### Goal
Output the data below in full, byte for byte. Nothing may differ.
** begin **
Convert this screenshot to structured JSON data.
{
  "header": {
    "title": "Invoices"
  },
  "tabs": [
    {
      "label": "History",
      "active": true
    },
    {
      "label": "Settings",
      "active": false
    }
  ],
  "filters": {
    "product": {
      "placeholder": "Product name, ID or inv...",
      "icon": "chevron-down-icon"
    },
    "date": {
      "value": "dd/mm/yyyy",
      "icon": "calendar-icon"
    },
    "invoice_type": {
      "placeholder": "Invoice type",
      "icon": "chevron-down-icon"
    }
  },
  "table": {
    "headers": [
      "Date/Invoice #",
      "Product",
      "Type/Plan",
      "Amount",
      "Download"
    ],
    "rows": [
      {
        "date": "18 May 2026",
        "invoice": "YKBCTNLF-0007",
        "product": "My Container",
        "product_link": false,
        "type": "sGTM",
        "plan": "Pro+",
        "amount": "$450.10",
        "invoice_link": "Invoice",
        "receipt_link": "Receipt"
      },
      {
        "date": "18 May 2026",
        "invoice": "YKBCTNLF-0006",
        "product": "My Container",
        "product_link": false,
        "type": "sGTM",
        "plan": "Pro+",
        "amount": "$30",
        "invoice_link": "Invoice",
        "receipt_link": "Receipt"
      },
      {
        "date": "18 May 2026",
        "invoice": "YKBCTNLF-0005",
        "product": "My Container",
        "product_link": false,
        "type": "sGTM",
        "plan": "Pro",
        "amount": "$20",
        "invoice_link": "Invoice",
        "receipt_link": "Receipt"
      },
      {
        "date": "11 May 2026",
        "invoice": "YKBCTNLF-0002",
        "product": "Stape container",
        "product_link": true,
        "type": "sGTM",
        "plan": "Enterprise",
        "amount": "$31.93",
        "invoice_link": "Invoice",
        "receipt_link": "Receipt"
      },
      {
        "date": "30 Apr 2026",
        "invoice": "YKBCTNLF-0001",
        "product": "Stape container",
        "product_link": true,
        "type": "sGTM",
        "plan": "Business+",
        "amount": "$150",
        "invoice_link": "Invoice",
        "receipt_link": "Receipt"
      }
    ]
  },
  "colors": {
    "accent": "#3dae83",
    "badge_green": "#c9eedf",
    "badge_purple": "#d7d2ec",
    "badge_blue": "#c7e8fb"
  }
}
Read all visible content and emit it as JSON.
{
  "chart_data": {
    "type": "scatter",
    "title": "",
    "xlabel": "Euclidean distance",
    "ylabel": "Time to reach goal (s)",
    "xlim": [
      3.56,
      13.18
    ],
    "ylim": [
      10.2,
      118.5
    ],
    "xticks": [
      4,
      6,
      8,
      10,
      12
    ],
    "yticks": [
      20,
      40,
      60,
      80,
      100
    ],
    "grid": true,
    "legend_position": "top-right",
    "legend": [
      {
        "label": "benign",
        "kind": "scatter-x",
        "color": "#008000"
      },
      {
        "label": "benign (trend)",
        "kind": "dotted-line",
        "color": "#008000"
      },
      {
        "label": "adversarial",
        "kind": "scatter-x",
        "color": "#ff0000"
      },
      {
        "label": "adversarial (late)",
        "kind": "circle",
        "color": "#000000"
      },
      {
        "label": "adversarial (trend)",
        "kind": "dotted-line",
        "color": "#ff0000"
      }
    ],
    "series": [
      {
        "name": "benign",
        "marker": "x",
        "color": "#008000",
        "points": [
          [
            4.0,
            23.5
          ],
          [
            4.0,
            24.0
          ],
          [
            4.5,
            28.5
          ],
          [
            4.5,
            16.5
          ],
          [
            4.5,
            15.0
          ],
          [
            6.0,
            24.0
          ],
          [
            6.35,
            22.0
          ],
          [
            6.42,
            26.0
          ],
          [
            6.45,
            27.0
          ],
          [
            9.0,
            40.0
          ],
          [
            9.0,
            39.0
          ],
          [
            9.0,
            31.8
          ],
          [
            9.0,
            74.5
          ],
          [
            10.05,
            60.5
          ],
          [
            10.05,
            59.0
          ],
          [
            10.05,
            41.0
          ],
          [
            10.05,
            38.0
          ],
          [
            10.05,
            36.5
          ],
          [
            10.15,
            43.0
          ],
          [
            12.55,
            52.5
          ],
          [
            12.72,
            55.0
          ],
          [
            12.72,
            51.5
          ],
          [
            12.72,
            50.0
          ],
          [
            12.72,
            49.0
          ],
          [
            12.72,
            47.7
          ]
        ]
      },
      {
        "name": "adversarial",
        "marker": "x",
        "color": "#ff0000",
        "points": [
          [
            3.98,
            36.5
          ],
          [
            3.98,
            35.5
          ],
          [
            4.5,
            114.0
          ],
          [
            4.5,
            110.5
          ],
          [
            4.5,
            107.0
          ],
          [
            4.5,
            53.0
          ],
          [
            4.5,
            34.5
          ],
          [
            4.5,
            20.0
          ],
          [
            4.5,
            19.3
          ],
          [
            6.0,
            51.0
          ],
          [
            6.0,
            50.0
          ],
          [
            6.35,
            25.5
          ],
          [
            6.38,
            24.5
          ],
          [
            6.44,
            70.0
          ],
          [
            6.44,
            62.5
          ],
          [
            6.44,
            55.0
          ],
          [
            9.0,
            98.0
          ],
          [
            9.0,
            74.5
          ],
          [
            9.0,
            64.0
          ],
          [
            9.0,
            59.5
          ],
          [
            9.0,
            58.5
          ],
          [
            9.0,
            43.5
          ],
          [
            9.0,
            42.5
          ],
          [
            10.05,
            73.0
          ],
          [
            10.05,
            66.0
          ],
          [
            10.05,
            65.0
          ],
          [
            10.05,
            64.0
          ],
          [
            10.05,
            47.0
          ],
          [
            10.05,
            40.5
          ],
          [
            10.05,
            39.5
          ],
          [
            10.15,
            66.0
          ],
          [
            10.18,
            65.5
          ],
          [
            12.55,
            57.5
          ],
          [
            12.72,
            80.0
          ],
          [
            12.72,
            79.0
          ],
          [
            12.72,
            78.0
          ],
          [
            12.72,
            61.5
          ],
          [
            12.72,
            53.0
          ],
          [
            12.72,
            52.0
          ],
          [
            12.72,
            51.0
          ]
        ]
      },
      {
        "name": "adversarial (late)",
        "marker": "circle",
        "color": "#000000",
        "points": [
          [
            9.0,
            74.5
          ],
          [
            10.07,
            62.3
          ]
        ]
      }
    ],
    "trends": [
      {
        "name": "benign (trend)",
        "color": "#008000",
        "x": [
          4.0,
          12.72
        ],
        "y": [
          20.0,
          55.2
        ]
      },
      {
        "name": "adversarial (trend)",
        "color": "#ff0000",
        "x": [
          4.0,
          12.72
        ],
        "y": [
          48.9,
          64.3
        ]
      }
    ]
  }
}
** end **
### Expected answer
Convert this screenshot to structured JSON data.
{
  "header": {
    "title": "Invoices"
  },
  "tabs": [
    {
      "label": "History",
      "active": true
    },
    {
      "label": "Settings",
      "active": false
    }
  ],
  "filters": {
    "product": {
      "placeholder": "Product name, ID or inv...",
      "icon": "chevron-down-icon"
    },
    "date": {
      "value": "dd/mm/yyyy",
      "icon": "calendar-icon"
    },
    "invoice_type": {
      "placeholder": "Invoice type",
      "icon": "chevron-down-icon"
    }
  },
  "table": {
    "headers": [
      "Date/Invoice #",
      "Product",
      "Type/Plan",
      "Amount",
      "Download"
    ],
    "rows": [
      {
        "date": "18 May 2026",
        "invoice": "YKBCTNLF-0007",
        "product": "My Container",
        "product_link": false,
        "type": "sGTM",
        "plan": "Pro+",
        "amount": "$450.10",
        "invoice_link": "Invoice",
        "receipt_link": "Receipt"
      },
      {
        "date": "18 May 2026",
        "invoice": "YKBCTNLF-0006",
        "product": "My Container",
        "product_link": false,
        "type": "sGTM",
        "plan": "Pro+",
        "amount": "$30",
        "invoice_link": "Invoice",
        "receipt_link": "Receipt"
      },
      {
        "date": "18 May 2026",
        "invoice": "YKBCTNLF-0005",
        "product": "My Container",
        "product_link": false,
        "type": "sGTM",
        "plan": "Pro",
        "amount": "$20",
        "invoice_link": "Invoice",
        "receipt_link": "Receipt"
      },
      {
        "date": "11 May 2026",
        "invoice": "YKBCTNLF-0002",
        "product": "Stape container",
        "product_link": true,
        "type": "sGTM",
        "plan": "Enterprise",
        "amount": "$31.93",
        "invoice_link": "Invoice",
        "receipt_link": "Receipt"
      },
      {
        "date": "30 Apr 2026",
        "invoice": "YKBCTNLF-0001",
        "product": "Stape container",
        "product_link": true,
        "type": "sGTM",
        "plan": "Business+",
        "amount": "$150",
        "invoice_link": "Invoice",
        "receipt_link": "Receipt"
      }
    ]
  },
  "colors": {
    "accent": "#3dae83",
    "badge_green": "#c9eedf",
    "badge_purple": "#d7d2ec",
    "badge_blue": "#c7e8fb"
  }
}
Read all visible content and emit it as JSON.
{
  "chart_data": {
    "type": "scatter",
    "title": "",
    "xlabel": "Euclidean distance",
    "ylabel": "Time to reach goal (s)",
    "xlim": [
      3.56,
      13.18
    ],
    "ylim": [
      10.2,
      118.5
    ],
    "xticks": [
      4,
      6,
      8,
      10,
      12
    ],
    "yticks": [
      20,
      40,
      60,
      80,
      100
    ],
    "grid": true,
    "legend_position": "top-right",
    "legend": [
      {
        "label": "benign",
        "kind": "scatter-x",
        "color": "#008000"
      },
      {
        "label": "benign (trend)",
        "kind": "dotted-line",
        "color": "#008000"
      },
      {
        "label": "adversarial",
        "kind": "scatter-x",
        "color": "#ff0000"
      },
      {
        "label": "adversarial (late)",
        "kind": "circle",
        "color": "#000000"
      },
      {
        "label": "adversarial (trend)",
        "kind": "dotted-line",
        "color": "#ff0000"
      }
    ],
    "series": [
      {
        "name": "benign",
        "marker": "x",
        "color": "#008000",
        "points": [
          [
            4.0,
            23.5
          ],
          [
            4.0,
            24.0
          ],
          [
            4.5,
            28.5
          ],
          [
            4.5,
            16.5
          ],
          [
            4.5,
            15.0
          ],
          [
            6.0,
            24.0
          ],
          [
            6.35,
            22.0
          ],
          [
            6.42,
            26.0
          ],
          [
            6.45,
            27.0
          ],
          [
            9.0,
            40.0
          ],
          [
            9.0,
            39.0
          ],
          [
            9.0,
            31.8
          ],
          [
            9.0,
            74.5
          ],
          [
            10.05,
            60.5
          ],
          [
            10.05,
            59.0
          ],
          [
            10.05,
            41.0
          ],
          [
            10.05,
            38.0
          ],
          [
            10.05,
            36.5
          ],
          [
            10.15,
            43.0
          ],
          [
            12.55,
            52.5
          ],
          [
            12.72,
            55.0
          ],
          [
            12.72,
            51.5
          ],
          [
            12.72,
            50.0
          ],
          [
            12.72,
            49.0
          ],
          [
            12.72,
            47.7
          ]
        ]
      },
      {
        "name": "adversarial",
        "marker": "x",
        "color": "#ff0000",
        "points": [
          [
            3.98,
            36.5
          ],
          [
            3.98,
            35.5
          ],
          [
            4.5,
            114.0
          ],
          [
            4.5,
            110.5
          ],
          [
            4.5,
            107.0
          ],
          [
            4.5,
            53.0
          ],
          [
            4.5,
            34.5
          ],
          [
            4.5,
            20.0
          ],
          [
            4.5,
            19.3
          ],
          [
            6.0,
            51.0
          ],
          [
            6.0,
            50.0
          ],
          [
            6.35,
            25.5
          ],
          [
            6.38,
            24.5
          ],
          [
            6.44,
            70.0
          ],
          [
            6.44,
            62.5
          ],
          [
            6.44,
            55.0
          ],
          [
            9.0,
            98.0
          ],
          [
            9.0,
            74.5
          ],
          [
            9.0,
            64.0
          ],
          [
            9.0,
            59.5
          ],
          [
            9.0,
            58.5
          ],
          [
            9.0,
            43.5
          ],
          [
            9.0,
            42.5
          ],
          [
            10.05,
            73.0
          ],
          [
            10.05,
            66.0
          ],
          [
            10.05,
            65.0
          ],
          [
            10.05,
            64.0
          ],
          [
            10.05,
            47.0
          ],
          [
            10.05,
            40.5
          ],
          [
            10.05,
            39.5
          ],
          [
            10.15,
            66.0
          ],
          [
            10.18,
            65.5
          ],
          [
            12.55,
            57.5
          ],
          [
            12.72,
            80.0
          ],
          [
            12.72,
            79.0
          ],
          [
            12.72,
            78.0
          ],
          [
            12.72,
            61.5
          ],
          [
            12.72,
            53.0
          ],
          [
            12.72,
            52.0
          ],
          [
            12.72,
            51.0
          ]
        ]
      },
      {
        "name": "adversarial (late)",
        "marker": "circle",
        "color": "#000000",
        "points": [
          [
            9.0,
            74.5
          ],
          [
            10.07,
            62.3
          ]
        ]
      }
    ],
    "trends": [
      {
        "name": "benign (trend)",
        "color": "#008000",
        "x": [
          4.0,
          12.72
        ],
        "y": [
          20.0,
          55.2
        ]
      },
      {
        "name": "adversarial (trend)",
        "color": "#ff0000",
        "x": [
          4.0,
          12.72
        ],
        "y": [
          48.9,
          64.3
        ]
      }
    ]
  }
}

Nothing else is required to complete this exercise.